(Aim of the task):
Print every record below exactly as written.

========================================================================

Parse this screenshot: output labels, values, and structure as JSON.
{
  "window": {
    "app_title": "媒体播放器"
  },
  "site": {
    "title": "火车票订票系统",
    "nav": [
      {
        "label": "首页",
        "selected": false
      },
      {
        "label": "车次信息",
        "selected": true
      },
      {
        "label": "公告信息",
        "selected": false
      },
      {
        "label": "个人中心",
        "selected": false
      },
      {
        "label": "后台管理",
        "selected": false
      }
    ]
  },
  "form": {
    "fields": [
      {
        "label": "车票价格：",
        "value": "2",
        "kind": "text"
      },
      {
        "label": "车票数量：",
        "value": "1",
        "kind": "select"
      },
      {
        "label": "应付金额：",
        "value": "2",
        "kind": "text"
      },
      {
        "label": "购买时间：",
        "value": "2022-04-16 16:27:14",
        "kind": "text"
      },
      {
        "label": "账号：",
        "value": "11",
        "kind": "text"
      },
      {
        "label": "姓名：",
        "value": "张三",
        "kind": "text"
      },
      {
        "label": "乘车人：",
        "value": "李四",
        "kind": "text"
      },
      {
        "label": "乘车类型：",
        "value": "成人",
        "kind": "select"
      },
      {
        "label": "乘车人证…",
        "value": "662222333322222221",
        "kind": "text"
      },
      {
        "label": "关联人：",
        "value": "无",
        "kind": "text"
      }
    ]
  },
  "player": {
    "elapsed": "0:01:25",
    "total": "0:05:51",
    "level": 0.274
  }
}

========================================================================

(Expected output):
Parse this screenshot: output labels, values, and structure as JSON.
{
  "window": {
    "app_title": "媒体播放器"
  },
  "site": {
    "title": "火车票订票系统",
    "nav": [
      {
        "label": "首页",
        "selected": false
      },
      {
        "label": "车次信息",
        "selected": true
      },
      {
        "label": "公告信息",
        "selected": false
      },
      {
        "label": "个人中心",
        "selected": false
      },
      {
        "label": "后台管理",
        "selected": false
      }
    ]
  },
  "form": {
    "fields": [
      {
        "label": "车票价格：",
        "value": "2",
        "kind": "text"
      },
      {
        "label": "车票数量：",
        "value": "1",
        "kind": "select"
      },
      {
        "label": "应付金额：",
        "value": "2",
        "kind": "text"
      },
      {
        "label": "购买时间：",
        "value": "2022-04-16 16:27:14",
        "kind": "text"
      },
      {
        "label": "账号：",
        "value": "11",
        "kind": "text"
      },
      {
        "label": "姓名：",
        "value": "张三",
        "kind": "text"
      },
      {
        "label": "乘车人：",
        "value": "李四",
        "kind": "text"
      },
      {
        "label": "乘车类型：",
        "value": "成人",
        "kind": "select"
      },
      {
        "label": "乘车人证…",
        "value": "662222333322222221",
        "kind": "text"
      },
      {
        "label": "关联人：",
        "value": "无",
        "kind": "text"
      }
    ]
  },
  "player": {
    "elapsed": "0:01:25",
    "total": "0:05:51",
    "level": 0.274
  }
}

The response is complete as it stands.